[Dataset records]
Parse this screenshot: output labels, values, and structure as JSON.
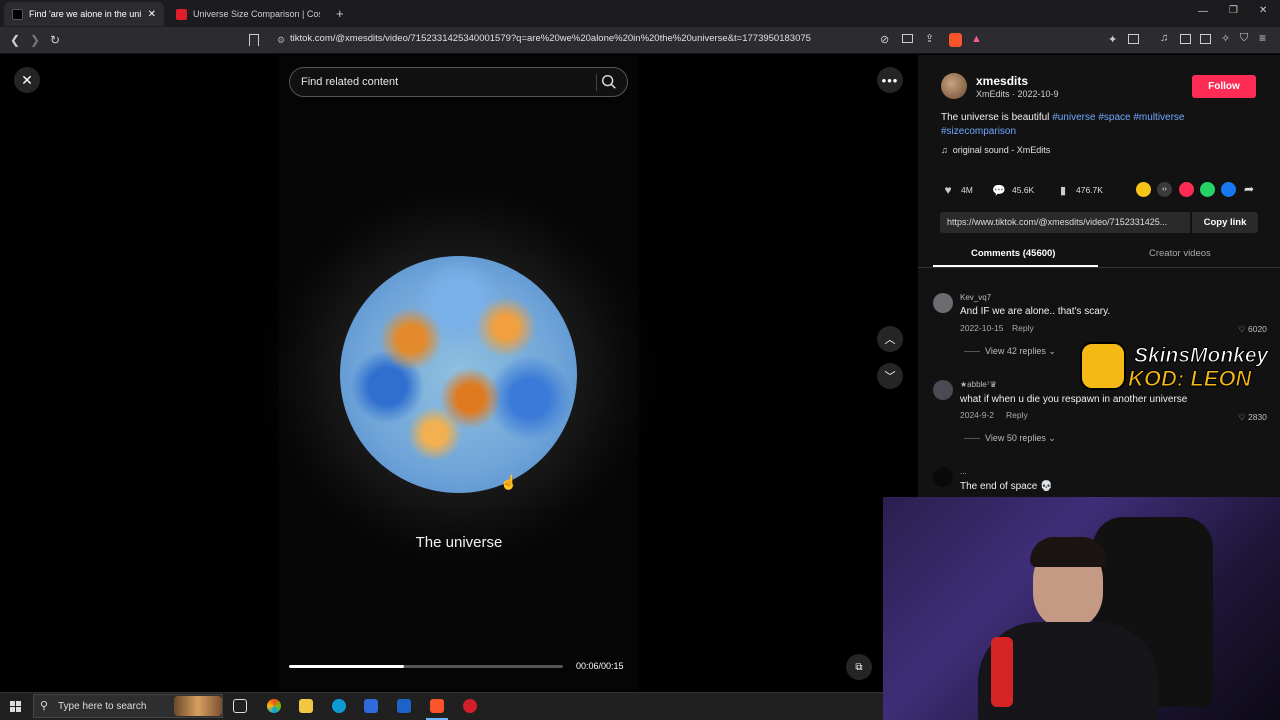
{
  "browser": {
    "tabs": [
      {
        "title": "Find 'are we alone in the uni",
        "active": true
      },
      {
        "title": "Universe Size Comparison | Cosmic E",
        "active": false
      }
    ],
    "url": "tiktok.com/@xmesdits/video/7152331425340001579?q=are%20we%20alone%20in%20the%20universe&t=1773950183075"
  },
  "player": {
    "search_placeholder": "Find related content",
    "caption": "The universe",
    "time": "00:06/00:15",
    "progress": 0.42
  },
  "video": {
    "username": "xmesdits",
    "meta": "XmEdits · 2022-10-9",
    "follow_label": "Follow",
    "description": "The universe is beautiful",
    "hashtags": [
      "#universe",
      "#space",
      "#multiverse",
      "#sizecomparison"
    ],
    "sound": "original sound - XmEdits",
    "likes": "4M",
    "comments_count": "45.6K",
    "saves": "476.7K",
    "link": "https://www.tiktok.com/@xmesdits/video/7152331425...",
    "copy_label": "Copy link"
  },
  "panel_tabs": {
    "comments": "Comments (45600)",
    "creator": "Creator videos"
  },
  "comments": [
    {
      "user": "Kev_vq7",
      "text": "And IF we are alone.. that's scary.",
      "date": "2022-10-15",
      "reply": "Reply",
      "likes": "6020",
      "replies": "View 42 replies"
    },
    {
      "user": "★abble⁷♛",
      "text": "what if when u die you respawn in another universe",
      "date": "2024-9-2",
      "reply": "Reply",
      "likes": "2830",
      "replies": "View 50 replies"
    },
    {
      "user": "...",
      "text": "The end of space 💀"
    }
  ],
  "sponsor": {
    "line1": "SkinsMonkey",
    "line2": "KOD: LEON"
  },
  "taskbar": {
    "search_placeholder": "Type here to search"
  }
}
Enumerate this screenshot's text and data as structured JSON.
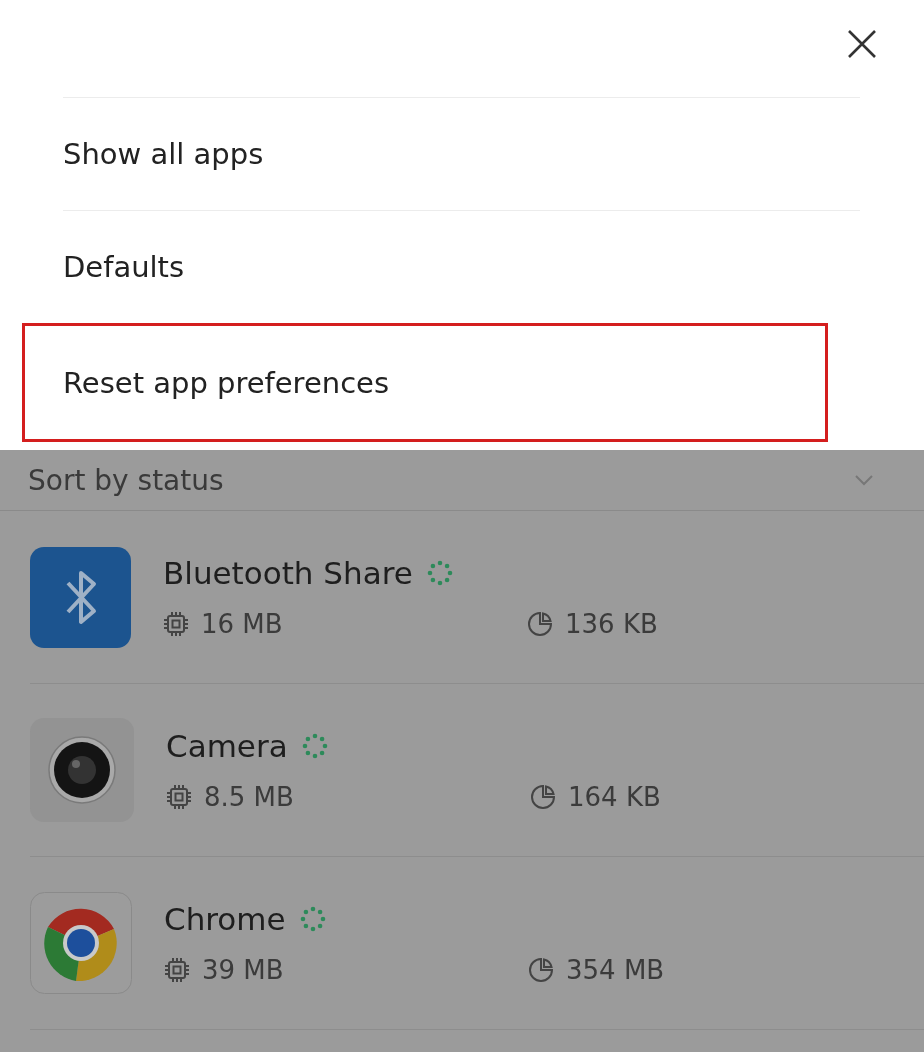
{
  "menu": {
    "items": [
      {
        "label": "Show all apps",
        "selected": false
      },
      {
        "label": "Defaults",
        "selected": false
      },
      {
        "label": "Reset app preferences",
        "selected": true
      }
    ]
  },
  "sort": {
    "label": "Sort by status"
  },
  "apps": [
    {
      "name": "Bluetooth Share",
      "kind": "bluetooth",
      "memory": "16 MB",
      "storage": "136 KB"
    },
    {
      "name": "Camera",
      "kind": "camera",
      "memory": "8.5 MB",
      "storage": "164 KB"
    },
    {
      "name": "Chrome",
      "kind": "chrome",
      "memory": "39 MB",
      "storage": "354 MB"
    }
  ]
}
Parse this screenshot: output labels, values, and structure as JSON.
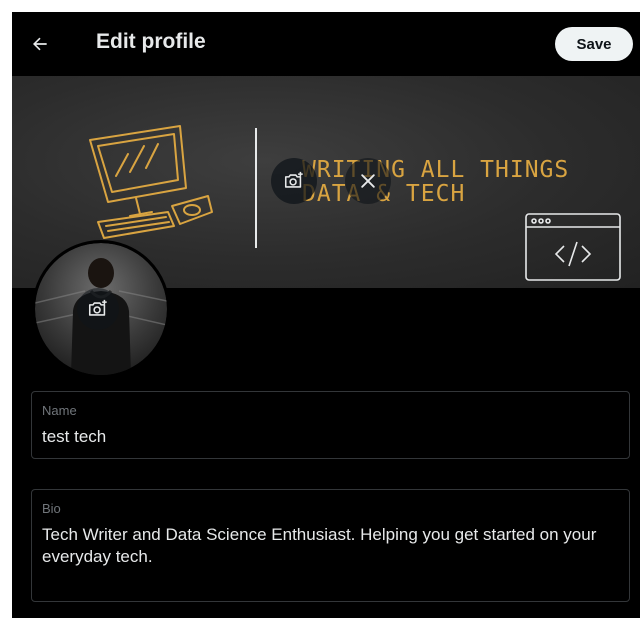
{
  "header": {
    "back_icon": "arrow-left-icon",
    "title": "Edit profile",
    "save_label": "Save"
  },
  "banner": {
    "text_line1": "WRITING ALL THINGS",
    "text_line2": "DATA & TECH",
    "camera_icon": "add-photo-icon",
    "remove_icon": "close-icon"
  },
  "avatar": {
    "camera_icon": "add-photo-icon"
  },
  "fields": {
    "name": {
      "label": "Name",
      "value": "test tech"
    },
    "bio": {
      "label": "Bio",
      "value": "Tech Writer and Data Science Enthusiast. Helping you get started on your everyday tech."
    }
  },
  "colors": {
    "background": "#000000",
    "text": "#e7e9ea",
    "muted": "#71767b",
    "border": "#333639",
    "accent_text": "#d9a441"
  }
}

YOUR OBJECTIVE - Leave out the pictures and print each record exactly as it stands.

RESULT FOR THIS EXERCISE -
Parse this screenshot: output labels, values, and structure as JSON.
{
  "browser": {
    "tabs": [
      {
        "title": "Find 'are we alone in the uni",
        "active": true
      },
      {
        "title": "Universe Size Comparison | Cosmic E",
        "active": false
      }
    ],
    "url": "tiktok.com/@xmesdits/video/7152331425340001579?q=are%20we%20alone%20in%20the%20universe&t=1773950183075"
  },
  "player": {
    "search_placeholder": "Find related content",
    "caption": "The universe",
    "time": "00:06/00:15",
    "progress": 0.42
  },
  "video": {
    "username": "xmesdits",
    "meta": "XmEdits · 2022-10-9",
    "follow_label": "Follow",
    "description": "The universe is beautiful",
    "hashtags": [
      "#universe",
      "#space",
      "#multiverse",
      "#sizecomparison"
    ],
    "sound": "original sound - XmEdits",
    "likes": "4M",
    "comments_count": "45.6K",
    "saves": "476.7K",
    "link": "https://www.tiktok.com/@xmesdits/video/7152331425...",
    "copy_label": "Copy link"
  },
  "panel_tabs": {
    "comments": "Comments (45600)",
    "creator": "Creator videos"
  },
  "comments": [
    {
      "user": "Kev_vq7",
      "text": "And IF we are alone.. that's scary.",
      "date": "2022-10-15",
      "reply": "Reply",
      "likes": "6020",
      "replies": "View 42 replies"
    },
    {
      "user": "★abble⁷♛",
      "text": "what if when u die you respawn in another universe",
      "date": "2024-9-2",
      "reply": "Reply",
      "likes": "2830",
      "replies": "View 50 replies"
    },
    {
      "user": "...",
      "text": "The end of space 💀"
    }
  ],
  "sponsor": {
    "line1": "SkinsMonkey",
    "line2": "KOD: LEON"
  },
  "taskbar": {
    "search_placeholder": "Type here to search"
  }
}
Enumerate this screenshot's text and data as structured JSON.
{
  "menu": {
    "items": [
      {
        "label": "Show all apps",
        "selected": false
      },
      {
        "label": "Defaults",
        "selected": false
      },
      {
        "label": "Reset app preferences",
        "selected": true
      }
    ]
  },
  "sort": {
    "label": "Sort by status"
  },
  "apps": [
    {
      "name": "Bluetooth Share",
      "kind": "bluetooth",
      "memory": "16 MB",
      "storage": "136 KB"
    },
    {
      "name": "Camera",
      "kind": "camera",
      "memory": "8.5 MB",
      "storage": "164 KB"
    },
    {
      "name": "Chrome",
      "kind": "chrome",
      "memory": "39 MB",
      "storage": "354 MB"
    }
  ]
}
Parse this screenshot: output labels, values, and structure as JSON.
{
  "header": {
    "back_icon": "arrow-left-icon",
    "title": "Edit profile",
    "save_label": "Save"
  },
  "banner": {
    "text_line1": "WRITING ALL THINGS",
    "text_line2": "DATA & TECH",
    "camera_icon": "add-photo-icon",
    "remove_icon": "close-icon"
  },
  "avatar": {
    "camera_icon": "add-photo-icon"
  },
  "fields": {
    "name": {
      "label": "Name",
      "value": "test tech"
    },
    "bio": {
      "label": "Bio",
      "value": "Tech Writer and Data Science Enthusiast. Helping you get started on your everyday tech."
    }
  },
  "colors": {
    "background": "#000000",
    "text": "#e7e9ea",
    "muted": "#71767b",
    "border": "#333639",
    "accent_text": "#d9a441"
  }
}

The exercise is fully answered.